Текст для чтения —

※ ※ ※

Шрифт:
Интервал:
Закладка:
С глазами, затуманенными слезами, я смотрел на великолепную гряду горных вершин. Внезапно произошло нечто невероятное. Всё мое существо было переполнено радостью. Ма была там! Представьте — прям передо мной! Но всё же не в физической форме. Как описать то, что невозможно выразить словами? Не было никакой формы — и всё же я ясно видел её длинные чёрные волосы, плывущие по горным хребтам. Лица не было, хотя я отчётливо ощущал её божественно милую улыбку, наполняющую моё сердце невыразимым теплом и покоем. Я не мог сдвинуться с места, стоял, как маленький ребенок, с благоговением и удивлением глядя на её величественные черты. Она была снаружи, а также внутри меня — воистину, она была моей жизненной силой, моя прана обрела форму. Не было слышно ни звука, но в глубине души я понимал значение её молчания. Оно говорило мне: «Почему ты плачешь, глупышка? Я не ушла от тебя, я всегда с тобой, всегда присутствую в твоем сердце, я — твоё истинное Я». Это переживание длилось всего несколько минут, но его хватило, чтобы рассеять тучи моего горя, прогнать тяжёлый туман, который затмил моё понимание.

※ ※ ※

Исходные данные —

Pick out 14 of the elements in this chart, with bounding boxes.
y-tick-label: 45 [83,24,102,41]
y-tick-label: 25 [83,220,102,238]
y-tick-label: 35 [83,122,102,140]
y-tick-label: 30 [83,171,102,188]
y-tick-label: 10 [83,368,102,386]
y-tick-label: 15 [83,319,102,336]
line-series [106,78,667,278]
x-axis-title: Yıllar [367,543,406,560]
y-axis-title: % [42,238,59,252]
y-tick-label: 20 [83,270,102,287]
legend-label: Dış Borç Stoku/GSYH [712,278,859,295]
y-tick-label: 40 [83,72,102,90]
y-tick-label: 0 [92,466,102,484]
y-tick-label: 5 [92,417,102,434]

※ ※ ※

Задания для выполнения —
• A. Сколько длилось переживание, описанное в тексте для чтения?
• B. Пожалуйста, напишите продолжение текста для чтения сразу после его последнего предложения.

Список ответов —
• A. Всего несколько минут.

• B.
Мать присутствует не только в трудные времена; она всегда начеку, даже когда речь идёт о мелких деталях нашей повседневной жизни. Ниже как раз такой пример.
Это произошло в ашраме в Варанаси. В то время, о котором идёт речь в моем рассказе, в зале под террасой, выступающей над Гангой, уже появились угрожающие трещины. Зал больше нельзя было использовать для собраний и встреч, и посетителям не разрешалось спускаться вниз. Только несколько преданных занимали некоторые боковые комнаты. Я оказался одним из тех счастливчиков. Я говорю «счастливчиков», потому что я наслаждался привилегией жить в одиночестве, прямо посреди этого переполненного ашрама. Моя комната, выходящая окнами на Гангу, находилась недалеко от «Анандамайи Гхата». В ночной тишине я часто сидел в холле у окна, выходившего на реку.
Рядом с ашрамом, на вершине гхата, находилось небольшое святилище, посвящённое Шри Ганеше. Каждый год группа рыбаков, живущих в окрестности, организует мероприятие, продолжающееся в течение пяти дней. По этому случаю над гхатом возводится приподнятая платформа. Брезентовая крыша и брезентовые стены расположены над платформой и красиво оформлены. Каждый вечер, когда их дневная работа заканчивается, преданные там собираются, а киртан, пение и чтение священных писаний продолжаются до поздней ночи.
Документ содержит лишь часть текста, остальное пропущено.